-- START OF Dataset extract --
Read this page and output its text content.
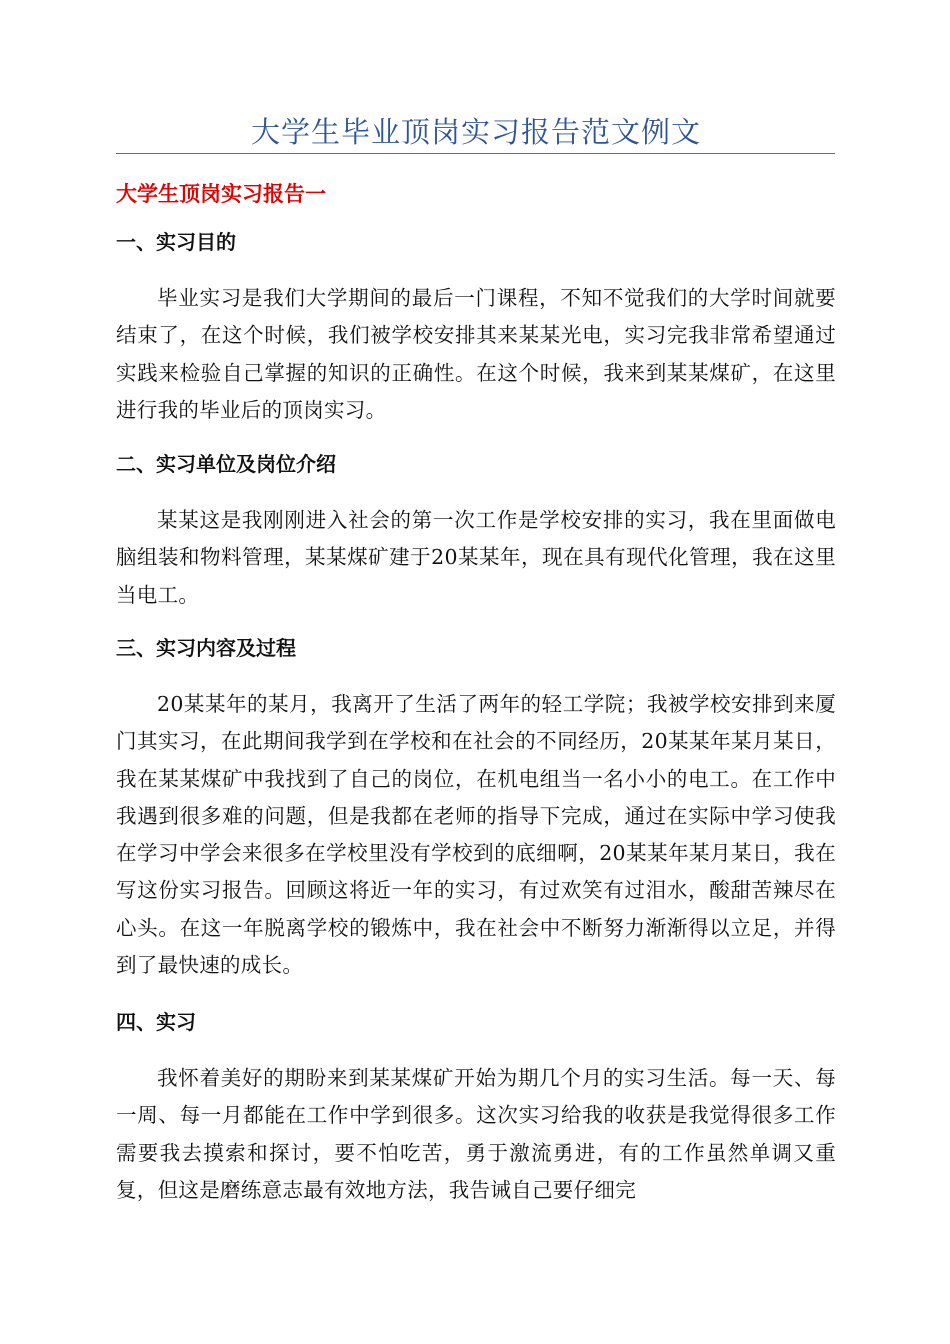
大学生毕业顶岗实习报告范文例文
大学生顶岗实习报告一
一、实习目的

毕业实习是我们大学期间的最后一门课程，不知不觉我们的大学时间就要结束了，在这个时候，我们被学校安排其来某某光电，实习完我非常希望通过实践来检验自己掌握的知识的正确性。在这个时候，我来到某某煤矿，在这里进行我的毕业后的顶岗实习。

二、实习单位及岗位介绍

某某这是我刚刚进入社会的第一次工作是学校安排的实习，我在里面做电脑组装和物料管理，某某煤矿建于20某某年，现在具有现代化管理，我在这里当电工。

三、实习内容及过程

20某某年的某月，我离开了生活了两年的轻工学院；我被学校安排到来厦门其实习，在此期间我学到在学校和在社会的不同经历，20某某年某月某日，我在某某煤矿中我找到了自己的岗位，在机电组当一名小小的电工。在工作中我遇到很多难的问题，但是我都在老师的指导下完成，通过在实际中学习使我在学习中学会来很多在学校里没有学校到的底细啊，20某某年某月某日，我在写这份实习报告。回顾这将近一年的实习，有过欢笑有过泪水，酸甜苦辣尽在心头。在这一年脱离学校的锻炼中，我在社会中不断努力渐渐得以立足，并得到了最快速的成长。

四、实习

我怀着美好的期盼来到某某煤矿开始为期几个月的实习生活。每一天、每一周、每一月都能在工作中学到很多。这次实习给我的收获是我觉得很多工作需要我去摸索和探讨，要不怕吃苦，勇于激流勇进，有的工作虽然单调又重复，但这是磨练意志最有效地方法，我告诫自己要仔细完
-- END OF Dataset extract --
■ Required work: Without including any pictures, output all the entries above exactly.

■ Task solution:
Read this page and output its text content.
大学生毕业顶岗实习报告范文例文
大学生顶岗实习报告一
一、实习目的

毕业实习是我们大学期间的最后一门课程，不知不觉我们的大学时间就要结束了，在这个时候，我们被学校安排其来某某光电，实习完我非常希望通过实践来检验自己掌握的知识的正确性。在这个时候，我来到某某煤矿，在这里进行我的毕业后的顶岗实习。

二、实习单位及岗位介绍

某某这是我刚刚进入社会的第一次工作是学校安排的实习，我在里面做电脑组装和物料管理，某某煤矿建于20某某年，现在具有现代化管理，我在这里当电工。

三、实习内容及过程

20某某年的某月，我离开了生活了两年的轻工学院；我被学校安排到来厦门其实习，在此期间我学到在学校和在社会的不同经历，20某某年某月某日，我在某某煤矿中我找到了自己的岗位，在机电组当一名小小的电工。在工作中我遇到很多难的问题，但是我都在老师的指导下完成，通过在实际中学习使我在学习中学会来很多在学校里没有学校到的底细啊，20某某年某月某日，我在写这份实习报告。回顾这将近一年的实习，有过欢笑有过泪水，酸甜苦辣尽在心头。在这一年脱离学校的锻炼中，我在社会中不断努力渐渐得以立足，并得到了最快速的成长。

四、实习

我怀着美好的期盼来到某某煤矿开始为期几个月的实习生活。每一天、每一周、每一月都能在工作中学到很多。这次实习给我的收获是我觉得很多工作需要我去摸索和探讨，要不怕吃苦，勇于激流勇进，有的工作虽然单调又重复，但这是磨练意志最有效地方法，我告诫自己要仔细完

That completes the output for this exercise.